Given task:
Scan the lines below for the string "Lake" and copy every one that has it.
>> begin
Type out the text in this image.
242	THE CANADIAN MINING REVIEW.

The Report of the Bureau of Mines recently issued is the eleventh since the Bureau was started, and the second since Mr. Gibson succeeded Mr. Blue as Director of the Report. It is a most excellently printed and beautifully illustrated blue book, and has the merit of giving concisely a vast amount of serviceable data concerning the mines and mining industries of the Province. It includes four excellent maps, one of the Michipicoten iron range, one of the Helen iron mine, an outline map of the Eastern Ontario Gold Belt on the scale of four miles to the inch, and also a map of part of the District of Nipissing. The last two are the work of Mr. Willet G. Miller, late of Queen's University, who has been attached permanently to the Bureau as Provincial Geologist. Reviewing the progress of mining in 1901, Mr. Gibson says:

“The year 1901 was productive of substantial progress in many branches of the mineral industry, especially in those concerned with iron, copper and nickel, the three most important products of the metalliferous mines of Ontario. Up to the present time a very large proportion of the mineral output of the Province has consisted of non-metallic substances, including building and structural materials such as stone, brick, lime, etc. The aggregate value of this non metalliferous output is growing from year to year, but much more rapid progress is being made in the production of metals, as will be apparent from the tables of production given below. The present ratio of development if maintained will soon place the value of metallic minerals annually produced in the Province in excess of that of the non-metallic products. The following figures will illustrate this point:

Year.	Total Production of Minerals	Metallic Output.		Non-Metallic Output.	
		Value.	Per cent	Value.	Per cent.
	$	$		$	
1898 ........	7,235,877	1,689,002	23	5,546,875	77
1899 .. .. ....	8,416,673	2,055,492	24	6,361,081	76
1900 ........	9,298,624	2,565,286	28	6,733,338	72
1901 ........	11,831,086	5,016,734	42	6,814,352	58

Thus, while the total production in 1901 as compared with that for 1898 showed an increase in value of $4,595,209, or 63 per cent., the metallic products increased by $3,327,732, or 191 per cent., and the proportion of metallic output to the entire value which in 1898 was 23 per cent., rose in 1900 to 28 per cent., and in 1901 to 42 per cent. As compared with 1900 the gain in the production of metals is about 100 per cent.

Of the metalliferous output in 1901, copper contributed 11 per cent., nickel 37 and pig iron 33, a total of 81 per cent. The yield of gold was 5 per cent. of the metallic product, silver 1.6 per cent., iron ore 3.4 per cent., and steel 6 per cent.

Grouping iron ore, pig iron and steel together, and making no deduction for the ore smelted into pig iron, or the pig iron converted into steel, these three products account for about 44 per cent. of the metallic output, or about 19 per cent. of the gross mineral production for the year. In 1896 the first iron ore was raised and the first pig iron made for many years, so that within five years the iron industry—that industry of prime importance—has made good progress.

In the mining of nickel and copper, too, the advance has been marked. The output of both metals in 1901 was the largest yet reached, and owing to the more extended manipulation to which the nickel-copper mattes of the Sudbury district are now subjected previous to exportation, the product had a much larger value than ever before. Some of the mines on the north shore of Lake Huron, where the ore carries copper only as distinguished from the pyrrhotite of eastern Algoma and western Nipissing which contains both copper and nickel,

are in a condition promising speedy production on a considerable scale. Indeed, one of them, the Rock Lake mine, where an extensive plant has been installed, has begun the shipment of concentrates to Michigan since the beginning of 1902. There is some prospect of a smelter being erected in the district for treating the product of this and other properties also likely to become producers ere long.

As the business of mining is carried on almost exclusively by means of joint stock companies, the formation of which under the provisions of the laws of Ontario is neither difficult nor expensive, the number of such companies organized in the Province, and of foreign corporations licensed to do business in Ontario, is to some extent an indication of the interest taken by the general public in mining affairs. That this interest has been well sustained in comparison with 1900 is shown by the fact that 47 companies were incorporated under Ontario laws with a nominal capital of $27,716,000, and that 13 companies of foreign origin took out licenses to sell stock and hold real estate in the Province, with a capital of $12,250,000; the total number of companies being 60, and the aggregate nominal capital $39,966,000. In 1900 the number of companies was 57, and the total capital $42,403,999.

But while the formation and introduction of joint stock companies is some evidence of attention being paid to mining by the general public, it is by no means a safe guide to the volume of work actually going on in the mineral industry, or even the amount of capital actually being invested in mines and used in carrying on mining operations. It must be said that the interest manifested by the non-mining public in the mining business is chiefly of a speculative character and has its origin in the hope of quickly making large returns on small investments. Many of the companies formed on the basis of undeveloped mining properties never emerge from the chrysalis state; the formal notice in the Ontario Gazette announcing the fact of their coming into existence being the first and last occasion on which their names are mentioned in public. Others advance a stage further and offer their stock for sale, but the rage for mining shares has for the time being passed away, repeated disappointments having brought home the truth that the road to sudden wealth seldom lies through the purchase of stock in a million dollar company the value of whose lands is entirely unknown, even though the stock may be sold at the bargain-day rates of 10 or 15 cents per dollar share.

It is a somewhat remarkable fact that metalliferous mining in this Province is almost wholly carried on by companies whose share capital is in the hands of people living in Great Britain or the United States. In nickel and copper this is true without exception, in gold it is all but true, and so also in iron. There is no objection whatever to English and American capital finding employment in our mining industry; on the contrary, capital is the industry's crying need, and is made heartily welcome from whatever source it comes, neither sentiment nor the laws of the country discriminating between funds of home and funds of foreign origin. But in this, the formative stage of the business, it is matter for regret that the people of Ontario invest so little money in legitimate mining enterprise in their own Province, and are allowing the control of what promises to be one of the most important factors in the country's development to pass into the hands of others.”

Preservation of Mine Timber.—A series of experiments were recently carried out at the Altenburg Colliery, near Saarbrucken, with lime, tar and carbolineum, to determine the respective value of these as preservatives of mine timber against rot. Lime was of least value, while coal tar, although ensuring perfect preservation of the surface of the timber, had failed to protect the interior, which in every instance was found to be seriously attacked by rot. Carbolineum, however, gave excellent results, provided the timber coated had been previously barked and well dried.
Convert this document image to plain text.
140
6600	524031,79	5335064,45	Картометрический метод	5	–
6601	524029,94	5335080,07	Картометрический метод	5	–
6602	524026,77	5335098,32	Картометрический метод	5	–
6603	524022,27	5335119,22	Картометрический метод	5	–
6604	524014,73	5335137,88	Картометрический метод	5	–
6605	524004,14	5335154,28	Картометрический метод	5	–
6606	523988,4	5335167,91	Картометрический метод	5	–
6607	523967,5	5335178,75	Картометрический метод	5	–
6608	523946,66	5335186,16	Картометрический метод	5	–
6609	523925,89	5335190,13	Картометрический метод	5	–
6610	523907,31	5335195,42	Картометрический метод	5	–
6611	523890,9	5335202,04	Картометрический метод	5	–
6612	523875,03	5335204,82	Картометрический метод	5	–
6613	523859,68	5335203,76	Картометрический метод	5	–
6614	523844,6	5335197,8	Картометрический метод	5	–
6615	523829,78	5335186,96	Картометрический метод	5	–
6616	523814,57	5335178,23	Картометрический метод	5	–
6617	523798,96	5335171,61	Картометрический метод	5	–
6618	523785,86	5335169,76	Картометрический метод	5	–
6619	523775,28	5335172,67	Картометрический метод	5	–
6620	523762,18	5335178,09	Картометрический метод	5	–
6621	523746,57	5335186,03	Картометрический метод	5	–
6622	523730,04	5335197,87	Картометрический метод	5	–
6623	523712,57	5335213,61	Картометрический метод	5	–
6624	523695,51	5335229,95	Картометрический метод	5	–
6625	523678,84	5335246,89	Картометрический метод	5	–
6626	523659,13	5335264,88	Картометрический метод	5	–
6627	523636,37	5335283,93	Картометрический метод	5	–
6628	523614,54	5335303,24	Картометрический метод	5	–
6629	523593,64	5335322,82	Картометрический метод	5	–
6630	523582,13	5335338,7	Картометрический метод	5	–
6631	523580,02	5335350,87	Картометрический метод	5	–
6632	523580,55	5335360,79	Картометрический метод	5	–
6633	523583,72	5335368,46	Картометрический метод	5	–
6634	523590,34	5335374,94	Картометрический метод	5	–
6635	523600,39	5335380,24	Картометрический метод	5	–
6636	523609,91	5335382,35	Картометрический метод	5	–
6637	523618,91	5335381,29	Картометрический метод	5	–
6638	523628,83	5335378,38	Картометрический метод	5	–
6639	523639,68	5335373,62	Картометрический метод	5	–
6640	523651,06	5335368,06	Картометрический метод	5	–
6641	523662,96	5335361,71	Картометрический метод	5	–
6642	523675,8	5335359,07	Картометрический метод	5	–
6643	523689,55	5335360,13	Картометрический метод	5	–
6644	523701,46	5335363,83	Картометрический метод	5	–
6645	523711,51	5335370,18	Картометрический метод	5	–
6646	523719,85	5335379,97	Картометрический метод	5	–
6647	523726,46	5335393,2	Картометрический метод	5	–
>> end
Written solution:
In the mining of nickel and copper, too, the advance has been marked. The output of both metals in 1901 was the largest yet reached, and owing to the more extended manipulation to which the nickel-copper mattes of the Sudbury district are now subjected previous to exportation, the product had a much larger value than ever before. Some of the mines on the north shore of Lake Huron, where the ore carries copper only as distinguished from the pyrrhotite of eastern Algoma and western Nipissing which contains both copper and nickel,
are in a condition promising speedy production on a considerable scale. Indeed, one of them, the Rock Lake mine, where an extensive plant has been installed, has begun the shipment of concentrates to Michigan since the beginning of 1902. There is some prospect of a smelter being erected in the district for treating the product of this and other properties also likely to become producers ere long.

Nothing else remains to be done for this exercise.